» **Exercise**: Every line that contains the word "price" should be copied out.

■ ■ ■ ■ ■ ■ ■

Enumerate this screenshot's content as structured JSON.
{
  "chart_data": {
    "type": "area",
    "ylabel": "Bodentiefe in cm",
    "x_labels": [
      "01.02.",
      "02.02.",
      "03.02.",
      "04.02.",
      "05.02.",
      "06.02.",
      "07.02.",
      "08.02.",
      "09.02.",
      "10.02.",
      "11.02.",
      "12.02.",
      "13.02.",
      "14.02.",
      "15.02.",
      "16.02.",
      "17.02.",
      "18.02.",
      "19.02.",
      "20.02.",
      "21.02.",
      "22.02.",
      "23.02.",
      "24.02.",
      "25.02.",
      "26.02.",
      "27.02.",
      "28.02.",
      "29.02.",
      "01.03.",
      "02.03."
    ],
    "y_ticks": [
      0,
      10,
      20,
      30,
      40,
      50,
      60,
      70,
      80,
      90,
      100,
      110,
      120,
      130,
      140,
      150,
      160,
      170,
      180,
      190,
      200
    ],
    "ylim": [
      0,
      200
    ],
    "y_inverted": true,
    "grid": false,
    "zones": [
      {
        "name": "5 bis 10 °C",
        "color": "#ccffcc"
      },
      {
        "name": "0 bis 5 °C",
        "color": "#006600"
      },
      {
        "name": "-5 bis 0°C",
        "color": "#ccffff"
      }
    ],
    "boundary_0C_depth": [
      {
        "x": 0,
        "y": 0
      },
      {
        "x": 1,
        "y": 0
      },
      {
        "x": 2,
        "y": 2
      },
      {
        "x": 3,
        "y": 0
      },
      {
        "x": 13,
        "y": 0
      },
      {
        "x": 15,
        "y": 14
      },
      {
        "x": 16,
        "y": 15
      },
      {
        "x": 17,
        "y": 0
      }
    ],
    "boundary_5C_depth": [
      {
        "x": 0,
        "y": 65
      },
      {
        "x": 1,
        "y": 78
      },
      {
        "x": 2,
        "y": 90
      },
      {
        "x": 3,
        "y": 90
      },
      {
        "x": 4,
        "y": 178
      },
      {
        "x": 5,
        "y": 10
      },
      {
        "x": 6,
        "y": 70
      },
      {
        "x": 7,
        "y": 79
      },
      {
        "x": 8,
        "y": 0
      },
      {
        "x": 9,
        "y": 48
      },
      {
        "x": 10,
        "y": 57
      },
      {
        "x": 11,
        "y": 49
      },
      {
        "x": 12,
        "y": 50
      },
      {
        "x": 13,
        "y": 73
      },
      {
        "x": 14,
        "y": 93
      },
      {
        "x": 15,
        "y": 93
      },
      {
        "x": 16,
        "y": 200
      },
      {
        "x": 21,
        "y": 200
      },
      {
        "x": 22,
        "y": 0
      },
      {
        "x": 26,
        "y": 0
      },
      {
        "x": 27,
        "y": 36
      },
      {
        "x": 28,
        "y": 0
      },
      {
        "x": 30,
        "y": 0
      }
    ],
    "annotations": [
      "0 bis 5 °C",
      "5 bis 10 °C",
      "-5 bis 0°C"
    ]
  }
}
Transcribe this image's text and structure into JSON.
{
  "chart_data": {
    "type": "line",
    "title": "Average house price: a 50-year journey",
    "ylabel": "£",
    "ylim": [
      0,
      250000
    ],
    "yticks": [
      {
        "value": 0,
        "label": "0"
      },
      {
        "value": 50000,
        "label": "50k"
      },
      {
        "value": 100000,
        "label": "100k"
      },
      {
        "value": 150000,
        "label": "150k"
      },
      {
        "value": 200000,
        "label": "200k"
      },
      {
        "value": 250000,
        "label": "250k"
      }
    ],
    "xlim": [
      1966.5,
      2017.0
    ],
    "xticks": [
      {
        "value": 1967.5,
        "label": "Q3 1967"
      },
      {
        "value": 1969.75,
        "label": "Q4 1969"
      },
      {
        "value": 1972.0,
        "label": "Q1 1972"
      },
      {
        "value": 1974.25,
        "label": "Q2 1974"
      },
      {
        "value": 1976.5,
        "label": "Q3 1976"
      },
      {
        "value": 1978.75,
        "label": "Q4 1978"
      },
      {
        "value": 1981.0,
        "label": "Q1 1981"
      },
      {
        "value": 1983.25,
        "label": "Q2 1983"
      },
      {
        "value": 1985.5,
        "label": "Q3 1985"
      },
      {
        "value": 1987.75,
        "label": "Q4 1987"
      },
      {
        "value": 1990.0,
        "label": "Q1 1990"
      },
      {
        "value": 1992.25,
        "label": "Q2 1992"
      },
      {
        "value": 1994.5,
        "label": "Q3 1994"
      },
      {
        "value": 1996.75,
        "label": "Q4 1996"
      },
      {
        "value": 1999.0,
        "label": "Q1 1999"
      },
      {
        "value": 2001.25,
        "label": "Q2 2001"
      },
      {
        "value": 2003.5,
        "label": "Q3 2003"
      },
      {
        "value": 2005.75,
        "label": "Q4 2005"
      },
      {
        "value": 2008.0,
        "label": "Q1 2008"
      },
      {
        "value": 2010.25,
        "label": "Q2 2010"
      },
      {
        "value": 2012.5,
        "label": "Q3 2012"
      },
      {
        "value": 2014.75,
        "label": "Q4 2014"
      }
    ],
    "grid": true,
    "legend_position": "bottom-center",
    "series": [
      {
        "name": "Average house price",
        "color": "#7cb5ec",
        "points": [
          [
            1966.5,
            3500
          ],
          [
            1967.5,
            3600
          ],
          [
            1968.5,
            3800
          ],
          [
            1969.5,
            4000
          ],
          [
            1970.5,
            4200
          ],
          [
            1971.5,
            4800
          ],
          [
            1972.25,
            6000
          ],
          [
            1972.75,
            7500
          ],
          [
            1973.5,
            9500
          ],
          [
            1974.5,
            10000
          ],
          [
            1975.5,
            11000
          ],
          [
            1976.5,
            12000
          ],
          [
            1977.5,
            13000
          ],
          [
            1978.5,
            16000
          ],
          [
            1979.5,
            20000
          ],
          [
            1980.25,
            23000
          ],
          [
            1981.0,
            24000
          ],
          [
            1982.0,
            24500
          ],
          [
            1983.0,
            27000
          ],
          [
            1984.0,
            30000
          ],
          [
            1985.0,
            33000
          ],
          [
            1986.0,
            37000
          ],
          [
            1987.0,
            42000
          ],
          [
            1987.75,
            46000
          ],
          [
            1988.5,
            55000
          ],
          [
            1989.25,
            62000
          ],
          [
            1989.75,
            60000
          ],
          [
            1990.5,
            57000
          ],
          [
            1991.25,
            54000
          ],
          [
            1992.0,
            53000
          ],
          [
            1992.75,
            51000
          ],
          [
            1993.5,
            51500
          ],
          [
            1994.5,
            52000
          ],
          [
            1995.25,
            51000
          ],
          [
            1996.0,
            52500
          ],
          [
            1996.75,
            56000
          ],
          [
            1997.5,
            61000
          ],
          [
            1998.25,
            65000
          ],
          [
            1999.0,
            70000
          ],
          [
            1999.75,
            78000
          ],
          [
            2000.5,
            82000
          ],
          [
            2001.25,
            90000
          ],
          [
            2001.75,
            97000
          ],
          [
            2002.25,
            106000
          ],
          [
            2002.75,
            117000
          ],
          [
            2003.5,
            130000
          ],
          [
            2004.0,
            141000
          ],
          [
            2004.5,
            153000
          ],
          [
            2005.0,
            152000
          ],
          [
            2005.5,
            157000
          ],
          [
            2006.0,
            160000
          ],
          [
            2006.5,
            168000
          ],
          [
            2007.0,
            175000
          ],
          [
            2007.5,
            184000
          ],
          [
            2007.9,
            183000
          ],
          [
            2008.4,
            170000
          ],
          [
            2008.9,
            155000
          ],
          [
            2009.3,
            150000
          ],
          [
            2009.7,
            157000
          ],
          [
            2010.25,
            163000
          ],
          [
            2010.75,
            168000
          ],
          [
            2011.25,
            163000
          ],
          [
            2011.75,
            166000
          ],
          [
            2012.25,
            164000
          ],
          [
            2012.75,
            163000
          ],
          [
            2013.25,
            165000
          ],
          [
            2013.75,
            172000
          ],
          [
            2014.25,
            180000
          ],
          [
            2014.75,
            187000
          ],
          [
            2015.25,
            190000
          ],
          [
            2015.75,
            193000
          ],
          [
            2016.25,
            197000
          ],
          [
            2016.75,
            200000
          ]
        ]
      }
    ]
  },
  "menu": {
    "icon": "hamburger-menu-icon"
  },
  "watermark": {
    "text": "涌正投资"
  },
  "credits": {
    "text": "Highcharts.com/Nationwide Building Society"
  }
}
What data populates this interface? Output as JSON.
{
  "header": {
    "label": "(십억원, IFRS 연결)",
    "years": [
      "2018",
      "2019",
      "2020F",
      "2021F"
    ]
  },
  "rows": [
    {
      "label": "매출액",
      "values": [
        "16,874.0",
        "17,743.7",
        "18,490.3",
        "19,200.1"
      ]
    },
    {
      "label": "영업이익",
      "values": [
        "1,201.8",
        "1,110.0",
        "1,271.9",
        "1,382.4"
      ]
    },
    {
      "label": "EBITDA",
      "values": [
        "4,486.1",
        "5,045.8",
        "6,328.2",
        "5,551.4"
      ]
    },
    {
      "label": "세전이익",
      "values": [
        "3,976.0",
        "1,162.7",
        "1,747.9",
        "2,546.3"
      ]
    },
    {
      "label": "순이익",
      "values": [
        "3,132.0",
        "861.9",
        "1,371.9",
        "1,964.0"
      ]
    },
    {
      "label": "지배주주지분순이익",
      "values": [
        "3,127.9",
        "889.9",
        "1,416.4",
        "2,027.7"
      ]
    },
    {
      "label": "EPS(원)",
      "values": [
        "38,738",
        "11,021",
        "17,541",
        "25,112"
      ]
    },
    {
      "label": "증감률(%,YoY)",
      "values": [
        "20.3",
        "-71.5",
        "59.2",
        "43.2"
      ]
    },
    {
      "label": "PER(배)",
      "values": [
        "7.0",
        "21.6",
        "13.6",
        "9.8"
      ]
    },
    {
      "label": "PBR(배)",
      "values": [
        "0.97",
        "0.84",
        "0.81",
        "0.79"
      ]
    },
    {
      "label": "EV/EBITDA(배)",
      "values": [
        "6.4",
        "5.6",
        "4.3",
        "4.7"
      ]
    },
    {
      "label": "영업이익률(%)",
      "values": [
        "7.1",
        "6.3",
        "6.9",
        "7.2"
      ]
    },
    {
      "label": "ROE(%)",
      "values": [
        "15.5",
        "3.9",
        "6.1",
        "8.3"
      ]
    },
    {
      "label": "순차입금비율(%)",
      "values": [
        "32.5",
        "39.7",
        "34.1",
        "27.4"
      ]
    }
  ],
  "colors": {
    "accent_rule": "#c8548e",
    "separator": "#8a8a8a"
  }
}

■ ■ ■ ■ ■ ■ ■

» **Worked solution**:
    "title": "Average house price: a 50-year journey",
        "name": "Average house price",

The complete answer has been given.